→ **Exercise aim**
Provide only the number of lines in the listing that contain the string "does".

── Supplied records ──

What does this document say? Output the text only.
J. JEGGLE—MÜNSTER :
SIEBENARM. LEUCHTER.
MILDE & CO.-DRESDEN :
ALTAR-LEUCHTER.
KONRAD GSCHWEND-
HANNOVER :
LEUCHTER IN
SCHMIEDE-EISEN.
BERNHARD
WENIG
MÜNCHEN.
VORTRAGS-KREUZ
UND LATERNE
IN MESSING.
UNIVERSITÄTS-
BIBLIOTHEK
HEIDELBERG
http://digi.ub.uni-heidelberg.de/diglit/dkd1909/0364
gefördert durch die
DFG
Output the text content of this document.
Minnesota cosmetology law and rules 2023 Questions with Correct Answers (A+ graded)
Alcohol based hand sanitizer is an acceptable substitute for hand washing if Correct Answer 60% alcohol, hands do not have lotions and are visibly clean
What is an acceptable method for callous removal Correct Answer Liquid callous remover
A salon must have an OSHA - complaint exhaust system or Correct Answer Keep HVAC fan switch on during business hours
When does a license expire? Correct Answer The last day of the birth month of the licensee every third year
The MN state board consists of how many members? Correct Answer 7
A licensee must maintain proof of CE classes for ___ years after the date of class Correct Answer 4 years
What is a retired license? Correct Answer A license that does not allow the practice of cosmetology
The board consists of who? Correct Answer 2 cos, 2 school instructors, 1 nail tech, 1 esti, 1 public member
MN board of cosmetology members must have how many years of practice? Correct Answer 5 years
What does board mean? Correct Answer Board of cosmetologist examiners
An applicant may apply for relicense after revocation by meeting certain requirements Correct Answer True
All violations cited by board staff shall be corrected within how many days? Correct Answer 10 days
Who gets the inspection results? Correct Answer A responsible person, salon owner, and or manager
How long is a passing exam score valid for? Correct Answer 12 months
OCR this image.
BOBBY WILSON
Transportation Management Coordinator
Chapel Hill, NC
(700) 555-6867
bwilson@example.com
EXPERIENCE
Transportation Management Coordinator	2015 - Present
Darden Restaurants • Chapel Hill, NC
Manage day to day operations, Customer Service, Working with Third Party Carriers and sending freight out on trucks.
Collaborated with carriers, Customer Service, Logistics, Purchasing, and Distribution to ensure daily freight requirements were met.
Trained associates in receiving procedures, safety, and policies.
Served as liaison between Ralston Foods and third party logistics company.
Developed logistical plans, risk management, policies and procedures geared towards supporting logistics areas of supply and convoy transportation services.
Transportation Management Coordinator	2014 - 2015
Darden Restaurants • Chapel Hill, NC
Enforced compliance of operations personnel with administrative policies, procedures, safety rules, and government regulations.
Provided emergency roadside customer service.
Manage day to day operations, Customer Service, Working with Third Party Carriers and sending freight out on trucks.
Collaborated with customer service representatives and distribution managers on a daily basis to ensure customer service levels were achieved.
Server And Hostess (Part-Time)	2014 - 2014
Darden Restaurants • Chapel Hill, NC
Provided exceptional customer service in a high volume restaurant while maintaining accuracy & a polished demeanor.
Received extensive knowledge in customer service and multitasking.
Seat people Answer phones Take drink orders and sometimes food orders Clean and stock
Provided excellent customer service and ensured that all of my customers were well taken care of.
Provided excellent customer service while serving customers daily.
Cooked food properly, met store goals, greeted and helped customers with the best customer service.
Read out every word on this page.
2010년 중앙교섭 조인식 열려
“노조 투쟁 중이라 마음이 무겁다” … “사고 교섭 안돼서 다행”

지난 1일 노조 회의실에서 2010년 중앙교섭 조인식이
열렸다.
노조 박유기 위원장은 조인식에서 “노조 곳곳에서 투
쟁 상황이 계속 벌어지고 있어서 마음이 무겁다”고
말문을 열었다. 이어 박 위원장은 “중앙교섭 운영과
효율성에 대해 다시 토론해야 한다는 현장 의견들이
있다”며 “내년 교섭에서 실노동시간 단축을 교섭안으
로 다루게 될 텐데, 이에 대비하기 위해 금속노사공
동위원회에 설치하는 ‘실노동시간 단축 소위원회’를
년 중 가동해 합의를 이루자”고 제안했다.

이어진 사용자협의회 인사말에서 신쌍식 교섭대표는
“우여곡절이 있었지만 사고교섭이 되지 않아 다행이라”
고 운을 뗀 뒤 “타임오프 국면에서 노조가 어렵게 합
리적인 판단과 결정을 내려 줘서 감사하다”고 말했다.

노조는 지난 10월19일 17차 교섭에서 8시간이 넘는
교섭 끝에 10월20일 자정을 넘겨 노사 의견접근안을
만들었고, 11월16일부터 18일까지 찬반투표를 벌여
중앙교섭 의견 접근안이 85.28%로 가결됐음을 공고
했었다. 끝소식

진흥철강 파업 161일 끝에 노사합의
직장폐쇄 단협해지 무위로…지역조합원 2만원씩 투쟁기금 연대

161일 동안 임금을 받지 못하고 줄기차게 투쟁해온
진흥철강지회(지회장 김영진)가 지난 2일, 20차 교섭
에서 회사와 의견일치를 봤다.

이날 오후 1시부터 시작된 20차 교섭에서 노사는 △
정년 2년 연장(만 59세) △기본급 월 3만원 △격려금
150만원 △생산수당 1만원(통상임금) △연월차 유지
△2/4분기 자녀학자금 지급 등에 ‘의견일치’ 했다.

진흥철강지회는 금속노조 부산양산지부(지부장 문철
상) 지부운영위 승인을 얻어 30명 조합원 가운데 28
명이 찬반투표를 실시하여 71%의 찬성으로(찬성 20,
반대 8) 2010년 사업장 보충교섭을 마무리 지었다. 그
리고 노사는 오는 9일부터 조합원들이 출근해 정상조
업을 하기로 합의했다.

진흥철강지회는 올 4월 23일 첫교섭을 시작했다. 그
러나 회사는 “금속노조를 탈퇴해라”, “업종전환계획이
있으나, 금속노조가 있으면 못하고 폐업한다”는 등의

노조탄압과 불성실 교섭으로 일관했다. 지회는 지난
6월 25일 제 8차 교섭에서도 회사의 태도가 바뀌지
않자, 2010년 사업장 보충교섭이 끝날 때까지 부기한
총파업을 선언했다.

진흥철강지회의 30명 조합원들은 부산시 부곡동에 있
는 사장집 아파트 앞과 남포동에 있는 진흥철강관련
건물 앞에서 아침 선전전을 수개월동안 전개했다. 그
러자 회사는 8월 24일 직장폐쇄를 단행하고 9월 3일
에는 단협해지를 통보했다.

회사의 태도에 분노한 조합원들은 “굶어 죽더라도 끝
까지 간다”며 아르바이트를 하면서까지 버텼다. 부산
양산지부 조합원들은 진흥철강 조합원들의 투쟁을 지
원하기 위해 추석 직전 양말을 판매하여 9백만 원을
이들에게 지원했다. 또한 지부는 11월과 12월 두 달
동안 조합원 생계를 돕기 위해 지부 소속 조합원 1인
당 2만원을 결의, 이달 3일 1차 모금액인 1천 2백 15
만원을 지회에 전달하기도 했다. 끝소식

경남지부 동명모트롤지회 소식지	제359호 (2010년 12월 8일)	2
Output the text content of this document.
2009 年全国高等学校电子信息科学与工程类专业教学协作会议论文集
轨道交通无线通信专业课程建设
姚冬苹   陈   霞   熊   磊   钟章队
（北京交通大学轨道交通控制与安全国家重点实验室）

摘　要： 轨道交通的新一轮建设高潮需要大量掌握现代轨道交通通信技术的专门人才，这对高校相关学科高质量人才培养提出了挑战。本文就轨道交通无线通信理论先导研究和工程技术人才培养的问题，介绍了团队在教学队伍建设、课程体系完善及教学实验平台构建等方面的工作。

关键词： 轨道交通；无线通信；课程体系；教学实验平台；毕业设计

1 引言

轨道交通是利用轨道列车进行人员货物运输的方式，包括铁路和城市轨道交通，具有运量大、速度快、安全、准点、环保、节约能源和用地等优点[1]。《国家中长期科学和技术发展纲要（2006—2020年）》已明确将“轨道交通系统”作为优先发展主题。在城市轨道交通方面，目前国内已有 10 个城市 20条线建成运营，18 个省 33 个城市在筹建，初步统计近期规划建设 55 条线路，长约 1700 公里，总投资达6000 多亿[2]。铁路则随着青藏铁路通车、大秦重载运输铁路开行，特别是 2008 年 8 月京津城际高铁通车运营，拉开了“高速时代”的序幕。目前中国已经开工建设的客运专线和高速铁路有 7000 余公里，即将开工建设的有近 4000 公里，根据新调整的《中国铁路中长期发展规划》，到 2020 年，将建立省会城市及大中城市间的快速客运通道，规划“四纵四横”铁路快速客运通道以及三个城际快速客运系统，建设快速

───

→ **Response for this exercise**
4